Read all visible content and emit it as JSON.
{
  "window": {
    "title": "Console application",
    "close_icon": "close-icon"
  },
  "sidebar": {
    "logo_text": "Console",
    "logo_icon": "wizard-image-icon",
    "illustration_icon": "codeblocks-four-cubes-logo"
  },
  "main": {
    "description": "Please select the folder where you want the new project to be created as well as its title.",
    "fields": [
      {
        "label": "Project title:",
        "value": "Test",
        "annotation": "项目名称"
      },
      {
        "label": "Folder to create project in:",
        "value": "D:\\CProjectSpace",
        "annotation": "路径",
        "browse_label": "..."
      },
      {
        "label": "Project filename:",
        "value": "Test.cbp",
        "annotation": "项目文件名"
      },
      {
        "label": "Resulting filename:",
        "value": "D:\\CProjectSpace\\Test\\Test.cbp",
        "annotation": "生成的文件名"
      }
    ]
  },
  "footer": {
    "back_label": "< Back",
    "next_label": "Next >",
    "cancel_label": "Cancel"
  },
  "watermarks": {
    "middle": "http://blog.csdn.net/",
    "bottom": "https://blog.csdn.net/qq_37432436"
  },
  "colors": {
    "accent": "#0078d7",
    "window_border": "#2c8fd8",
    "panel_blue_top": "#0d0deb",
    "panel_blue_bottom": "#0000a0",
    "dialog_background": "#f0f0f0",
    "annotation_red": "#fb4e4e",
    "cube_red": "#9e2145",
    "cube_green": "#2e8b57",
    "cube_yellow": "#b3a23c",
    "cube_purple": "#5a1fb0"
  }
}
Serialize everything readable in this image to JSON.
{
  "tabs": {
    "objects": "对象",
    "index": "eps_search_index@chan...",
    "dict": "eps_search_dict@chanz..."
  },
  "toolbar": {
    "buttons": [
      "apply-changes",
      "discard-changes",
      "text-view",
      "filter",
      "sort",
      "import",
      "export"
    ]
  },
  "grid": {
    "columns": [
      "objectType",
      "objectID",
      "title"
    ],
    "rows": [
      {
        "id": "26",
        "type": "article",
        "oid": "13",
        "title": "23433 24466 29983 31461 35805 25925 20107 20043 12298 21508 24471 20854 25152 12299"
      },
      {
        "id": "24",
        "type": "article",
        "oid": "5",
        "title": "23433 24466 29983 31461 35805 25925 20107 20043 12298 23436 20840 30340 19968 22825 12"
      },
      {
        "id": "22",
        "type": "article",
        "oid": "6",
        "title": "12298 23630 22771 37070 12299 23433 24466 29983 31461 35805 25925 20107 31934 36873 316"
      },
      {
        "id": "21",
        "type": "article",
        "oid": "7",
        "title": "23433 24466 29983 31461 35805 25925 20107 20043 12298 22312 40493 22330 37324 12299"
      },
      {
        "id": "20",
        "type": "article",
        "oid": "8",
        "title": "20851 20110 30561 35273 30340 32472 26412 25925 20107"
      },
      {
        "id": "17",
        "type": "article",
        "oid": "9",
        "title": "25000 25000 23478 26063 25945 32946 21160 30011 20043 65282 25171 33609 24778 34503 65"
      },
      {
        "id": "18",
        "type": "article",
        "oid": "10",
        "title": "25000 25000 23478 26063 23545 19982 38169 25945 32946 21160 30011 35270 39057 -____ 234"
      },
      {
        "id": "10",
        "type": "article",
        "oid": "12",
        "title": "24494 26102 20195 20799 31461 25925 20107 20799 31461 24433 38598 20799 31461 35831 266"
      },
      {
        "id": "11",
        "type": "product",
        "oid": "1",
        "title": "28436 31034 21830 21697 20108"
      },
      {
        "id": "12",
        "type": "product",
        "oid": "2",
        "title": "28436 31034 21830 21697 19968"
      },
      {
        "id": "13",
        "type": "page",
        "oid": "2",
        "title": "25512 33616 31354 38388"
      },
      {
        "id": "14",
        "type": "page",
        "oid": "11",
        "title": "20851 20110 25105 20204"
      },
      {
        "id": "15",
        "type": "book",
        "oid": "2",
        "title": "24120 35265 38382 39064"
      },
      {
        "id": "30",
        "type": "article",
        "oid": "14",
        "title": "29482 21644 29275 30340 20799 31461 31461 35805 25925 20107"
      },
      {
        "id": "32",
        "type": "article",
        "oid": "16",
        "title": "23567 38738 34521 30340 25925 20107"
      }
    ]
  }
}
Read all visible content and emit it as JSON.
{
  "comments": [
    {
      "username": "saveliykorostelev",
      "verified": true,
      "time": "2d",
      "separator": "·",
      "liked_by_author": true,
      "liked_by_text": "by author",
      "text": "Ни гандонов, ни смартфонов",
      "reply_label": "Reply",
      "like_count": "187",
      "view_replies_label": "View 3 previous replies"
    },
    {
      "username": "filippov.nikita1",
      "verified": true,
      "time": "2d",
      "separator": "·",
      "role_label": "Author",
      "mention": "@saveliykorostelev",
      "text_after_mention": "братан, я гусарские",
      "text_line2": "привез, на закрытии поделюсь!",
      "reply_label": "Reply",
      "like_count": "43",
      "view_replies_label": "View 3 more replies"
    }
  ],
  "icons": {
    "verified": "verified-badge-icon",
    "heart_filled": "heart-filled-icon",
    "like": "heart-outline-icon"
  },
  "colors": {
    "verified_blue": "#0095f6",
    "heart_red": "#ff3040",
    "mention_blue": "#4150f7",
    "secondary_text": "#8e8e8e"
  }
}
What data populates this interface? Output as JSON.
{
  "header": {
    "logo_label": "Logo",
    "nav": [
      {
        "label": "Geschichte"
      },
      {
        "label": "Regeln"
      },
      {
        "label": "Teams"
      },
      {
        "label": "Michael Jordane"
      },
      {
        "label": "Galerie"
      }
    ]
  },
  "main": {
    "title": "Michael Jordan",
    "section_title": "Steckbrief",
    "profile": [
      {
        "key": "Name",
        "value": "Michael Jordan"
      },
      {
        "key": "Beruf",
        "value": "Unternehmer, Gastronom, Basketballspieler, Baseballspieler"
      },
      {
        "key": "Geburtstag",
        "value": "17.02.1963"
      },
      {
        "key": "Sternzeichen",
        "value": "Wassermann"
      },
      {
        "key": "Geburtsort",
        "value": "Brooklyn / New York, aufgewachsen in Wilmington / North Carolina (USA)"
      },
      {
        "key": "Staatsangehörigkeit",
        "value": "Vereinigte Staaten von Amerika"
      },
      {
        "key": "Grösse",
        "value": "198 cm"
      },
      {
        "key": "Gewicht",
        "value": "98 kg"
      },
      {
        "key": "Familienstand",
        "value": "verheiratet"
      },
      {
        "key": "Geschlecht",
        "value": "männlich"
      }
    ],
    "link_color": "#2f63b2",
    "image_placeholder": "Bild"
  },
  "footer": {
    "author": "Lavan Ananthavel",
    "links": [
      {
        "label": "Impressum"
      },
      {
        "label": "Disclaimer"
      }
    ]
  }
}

REQUIREMENT » Copy out each line above, character for character.

ANSWER TO THE EXERCISE »
Read all visible content and emit it as JSON.
{
  "window": {
    "title": "Console application",
    "close_icon": "close-icon"
  },
  "sidebar": {
    "logo_text": "Console",
    "logo_icon": "wizard-image-icon",
    "illustration_icon": "codeblocks-four-cubes-logo"
  },
  "main": {
    "description": "Please select the folder where you want the new project to be created as well as its title.",
    "fields": [
      {
        "label": "Project title:",
        "value": "Test",
        "annotation": "项目名称"
      },
      {
        "label": "Folder to create project in:",
        "value": "D:\\CProjectSpace",
        "annotation": "路径",
        "browse_label": "..."
      },
      {
        "label": "Project filename:",
        "value": "Test.cbp",
        "annotation": "项目文件名"
      },
      {
        "label": "Resulting filename:",
        "value": "D:\\CProjectSpace\\Test\\Test.cbp",
        "annotation": "生成的文件名"
      }
    ]
  },
  "footer": {
    "back_label": "< Back",
    "next_label": "Next >",
    "cancel_label": "Cancel"
  },
  "watermarks": {
    "middle": "http://blog.csdn.net/",
    "bottom": "https://blog.csdn.net/qq_37432436"
  },
  "colors": {
    "accent": "#0078d7",
    "window_border": "#2c8fd8",
    "panel_blue_top": "#0d0deb",
    "panel_blue_bottom": "#0000a0",
    "dialog_background": "#f0f0f0",
    "annotation_red": "#fb4e4e",
    "cube_red": "#9e2145",
    "cube_green": "#2e8b57",
    "cube_yellow": "#b3a23c",
    "cube_purple": "#5a1fb0"
  }
}
Serialize everything readable in this image to JSON.
{
  "tabs": {
    "objects": "对象",
    "index": "eps_search_index@chan...",
    "dict": "eps_search_dict@chanz..."
  },
  "toolbar": {
    "buttons": [
      "apply-changes",
      "discard-changes",
      "text-view",
      "filter",
      "sort",
      "import",
      "export"
    ]
  },
  "grid": {
    "columns": [
      "objectType",
      "objectID",
      "title"
    ],
    "rows": [
      {
        "id": "26",
        "type": "article",
        "oid": "13",
        "title": "23433 24466 29983 31461 35805 25925 20107 20043 12298 21508 24471 20854 25152 12299"
      },
      {
        "id": "24",
        "type": "article",
        "oid": "5",
        "title": "23433 24466 29983 31461 35805 25925 20107 20043 12298 23436 20840 30340 19968 22825 12"
      },
      {
        "id": "22",
        "type": "article",
        "oid": "6",
        "title": "12298 23630 22771 37070 12299 23433 24466 29983 31461 35805 25925 20107 31934 36873 316"
      },
      {
        "id": "21",
        "type": "article",
        "oid": "7",
        "title": "23433 24466 29983 31461 35805 25925 20107 20043 12298 22312 40493 22330 37324 12299"
      },
      {
        "id": "20",
        "type": "article",
        "oid": "8",
        "title": "20851 20110 30561 35273 30340 32472 26412 25925 20107"
      },
      {
        "id": "17",
        "type": "article",
        "oid": "9",
        "title": "25000 25000 23478 26063 25945 32946 21160 30011 20043 65282 25171 33609 24778 34503 65"
      },
      {
        "id": "18",
        "type": "article",
        "oid": "10",
        "title": "25000 25000 23478 26063 23545 19982 38169 25945 32946 21160 30011 35270 39057 -____ 234"
      },
      {
        "id": "10",
        "type": "article",
        "oid": "12",
        "title": "24494 26102 20195 20799 31461 25925 20107 20799 31461 24433 38598 20799 31461 35831 266"
      },
      {
        "id": "11",
        "type": "product",
        "oid": "1",
        "title": "28436 31034 21830 21697 20108"
      },
      {
        "id": "12",
        "type": "product",
        "oid": "2",
        "title": "28436 31034 21830 21697 19968"
      },
      {
        "id": "13",
        "type": "page",
        "oid": "2",
        "title": "25512 33616 31354 38388"
      },
      {
        "id": "14",
        "type": "page",
        "oid": "11",
        "title": "20851 20110 25105 20204"
      },
      {
        "id": "15",
        "type": "book",
        "oid": "2",
        "title": "24120 35265 38382 39064"
      },
      {
        "id": "30",
        "type": "article",
        "oid": "14",
        "title": "29482 21644 29275 30340 20799 31461 31461 35805 25925 20107"
      },
      {
        "id": "32",
        "type": "article",
        "oid": "16",
        "title": "23567 38738 34521 30340 25925 20107"
      }
    ]
  }
}
Read all visible content and emit it as JSON.
{
  "comments": [
    {
      "username": "saveliykorostelev",
      "verified": true,
      "time": "2d",
      "separator": "·",
      "liked_by_author": true,
      "liked_by_text": "by author",
      "text": "Ни гандонов, ни смартфонов",
      "reply_label": "Reply",
      "like_count": "187",
      "view_replies_label": "View 3 previous replies"
    },
    {
      "username": "filippov.nikita1",
      "verified": true,
      "time": "2d",
      "separator": "·",
      "role_label": "Author",
      "mention": "@saveliykorostelev",
      "text_after_mention": "братан, я гусарские",
      "text_line2": "привез, на закрытии поделюсь!",
      "reply_label": "Reply",
      "like_count": "43",
      "view_replies_label": "View 3 more replies"
    }
  ],
  "icons": {
    "verified": "verified-badge-icon",
    "heart_filled": "heart-filled-icon",
    "like": "heart-outline-icon"
  },
  "colors": {
    "verified_blue": "#0095f6",
    "heart_red": "#ff3040",
    "mention_blue": "#4150f7",
    "secondary_text": "#8e8e8e"
  }
}
What data populates this interface? Output as JSON.
{
  "header": {
    "logo_label": "Logo",
    "nav": [
      {
        "label": "Geschichte"
      },
      {
        "label": "Regeln"
      },
      {
        "label": "Teams"
      },
      {
        "label": "Michael Jordane"
      },
      {
        "label": "Galerie"
      }
    ]
  },
  "main": {
    "title": "Michael Jordan",
    "section_title": "Steckbrief",
    "profile": [
      {
        "key": "Name",
        "value": "Michael Jordan"
      },
      {
        "key": "Beruf",
        "value": "Unternehmer, Gastronom, Basketballspieler, Baseballspieler"
      },
      {
        "key": "Geburtstag",
        "value": "17.02.1963"
      },
      {
        "key": "Sternzeichen",
        "value": "Wassermann"
      },
      {
        "key": "Geburtsort",
        "value": "Brooklyn / New York, aufgewachsen in Wilmington / North Carolina (USA)"
      },
      {
        "key": "Staatsangehörigkeit",
        "value": "Vereinigte Staaten von Amerika"
      },
      {
        "key": "Grösse",
        "value": "198 cm"
      },
      {
        "key": "Gewicht",
        "value": "98 kg"
      },
      {
        "key": "Familienstand",
        "value": "verheiratet"
      },
      {
        "key": "Geschlecht",
        "value": "männlich"
      }
    ],
    "link_color": "#2f63b2",
    "image_placeholder": "Bild"
  },
  "footer": {
    "author": "Lavan Ananthavel",
    "links": [
      {
        "label": "Impressum"
      },
      {
        "label": "Disclaimer"
      }
    ]
  }
}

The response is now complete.